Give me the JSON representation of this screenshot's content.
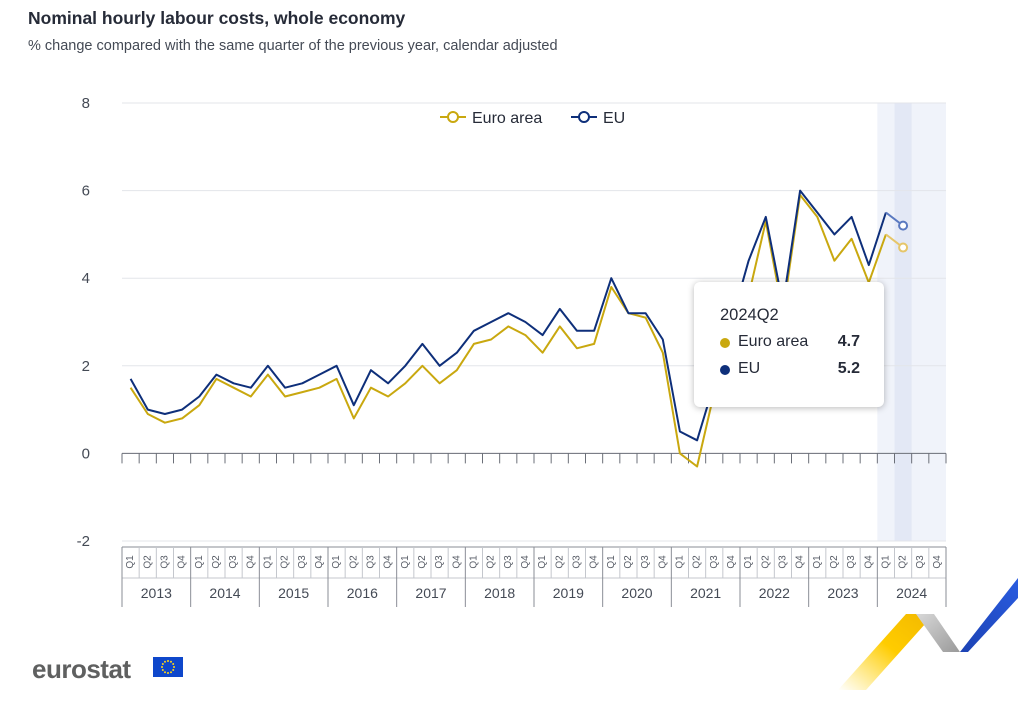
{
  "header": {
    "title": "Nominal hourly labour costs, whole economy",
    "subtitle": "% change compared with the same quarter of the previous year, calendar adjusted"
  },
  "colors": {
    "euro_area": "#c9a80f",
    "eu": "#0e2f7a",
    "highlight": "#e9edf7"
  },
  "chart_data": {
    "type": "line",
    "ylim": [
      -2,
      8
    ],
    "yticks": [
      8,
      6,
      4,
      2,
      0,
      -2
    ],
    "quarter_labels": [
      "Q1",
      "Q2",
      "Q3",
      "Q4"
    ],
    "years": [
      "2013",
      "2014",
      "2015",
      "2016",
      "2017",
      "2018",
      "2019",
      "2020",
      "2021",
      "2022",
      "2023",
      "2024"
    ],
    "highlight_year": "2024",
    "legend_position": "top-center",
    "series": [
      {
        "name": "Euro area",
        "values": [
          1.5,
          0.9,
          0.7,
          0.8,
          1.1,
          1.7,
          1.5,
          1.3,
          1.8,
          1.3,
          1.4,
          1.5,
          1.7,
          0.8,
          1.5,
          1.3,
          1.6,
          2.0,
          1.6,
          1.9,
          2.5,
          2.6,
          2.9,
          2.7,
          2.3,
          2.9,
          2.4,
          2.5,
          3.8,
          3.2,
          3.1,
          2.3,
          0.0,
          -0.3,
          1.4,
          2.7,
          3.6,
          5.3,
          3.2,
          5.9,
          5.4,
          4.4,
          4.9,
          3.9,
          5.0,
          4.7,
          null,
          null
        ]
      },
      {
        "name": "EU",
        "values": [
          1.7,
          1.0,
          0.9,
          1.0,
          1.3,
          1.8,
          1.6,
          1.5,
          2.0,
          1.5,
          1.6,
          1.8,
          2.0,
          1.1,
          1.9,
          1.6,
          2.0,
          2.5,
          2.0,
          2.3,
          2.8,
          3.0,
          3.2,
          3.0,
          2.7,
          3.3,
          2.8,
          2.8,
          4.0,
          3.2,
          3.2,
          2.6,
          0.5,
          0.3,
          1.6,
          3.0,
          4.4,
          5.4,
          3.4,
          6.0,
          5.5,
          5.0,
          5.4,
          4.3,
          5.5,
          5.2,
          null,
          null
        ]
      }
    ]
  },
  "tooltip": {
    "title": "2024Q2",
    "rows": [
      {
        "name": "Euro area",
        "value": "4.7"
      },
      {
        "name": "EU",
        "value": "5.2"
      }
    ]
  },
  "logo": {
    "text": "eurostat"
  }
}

....................

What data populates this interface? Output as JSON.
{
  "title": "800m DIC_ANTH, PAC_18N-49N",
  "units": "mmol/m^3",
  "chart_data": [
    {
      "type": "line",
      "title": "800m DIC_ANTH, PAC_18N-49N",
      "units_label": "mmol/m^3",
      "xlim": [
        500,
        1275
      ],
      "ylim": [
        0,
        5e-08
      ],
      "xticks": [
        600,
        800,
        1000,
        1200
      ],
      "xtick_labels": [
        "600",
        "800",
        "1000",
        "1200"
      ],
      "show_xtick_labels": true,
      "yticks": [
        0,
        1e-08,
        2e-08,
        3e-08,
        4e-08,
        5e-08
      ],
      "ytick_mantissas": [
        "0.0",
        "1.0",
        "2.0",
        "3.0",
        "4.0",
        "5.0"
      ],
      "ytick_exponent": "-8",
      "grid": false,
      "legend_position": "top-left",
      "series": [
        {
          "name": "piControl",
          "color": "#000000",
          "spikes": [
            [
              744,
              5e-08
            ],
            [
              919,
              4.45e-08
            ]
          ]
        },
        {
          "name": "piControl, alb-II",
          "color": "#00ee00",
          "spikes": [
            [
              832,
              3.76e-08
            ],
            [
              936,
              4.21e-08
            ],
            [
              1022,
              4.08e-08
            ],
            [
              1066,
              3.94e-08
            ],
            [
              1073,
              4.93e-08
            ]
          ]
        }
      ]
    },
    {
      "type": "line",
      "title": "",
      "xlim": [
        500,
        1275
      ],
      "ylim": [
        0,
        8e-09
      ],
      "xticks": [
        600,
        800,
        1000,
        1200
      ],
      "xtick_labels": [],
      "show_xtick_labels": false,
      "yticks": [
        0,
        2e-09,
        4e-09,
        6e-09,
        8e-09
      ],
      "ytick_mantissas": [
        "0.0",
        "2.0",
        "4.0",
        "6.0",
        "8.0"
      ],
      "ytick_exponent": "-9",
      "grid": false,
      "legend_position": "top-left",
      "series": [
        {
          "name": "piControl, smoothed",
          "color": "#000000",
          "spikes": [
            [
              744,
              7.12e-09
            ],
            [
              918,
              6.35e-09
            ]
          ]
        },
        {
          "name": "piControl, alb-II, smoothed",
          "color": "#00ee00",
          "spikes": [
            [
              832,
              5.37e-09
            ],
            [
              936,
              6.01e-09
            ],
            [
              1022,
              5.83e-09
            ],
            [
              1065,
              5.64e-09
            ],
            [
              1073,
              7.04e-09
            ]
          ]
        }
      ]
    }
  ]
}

....................

▶ [BRIEF]: Find all lines where the word "smoothed" appears. Copy them.

▶ [EXERCISE RESPONSE]:
          "name": "piControl, smoothed",
          "name": "piControl, alb-II, smoothed",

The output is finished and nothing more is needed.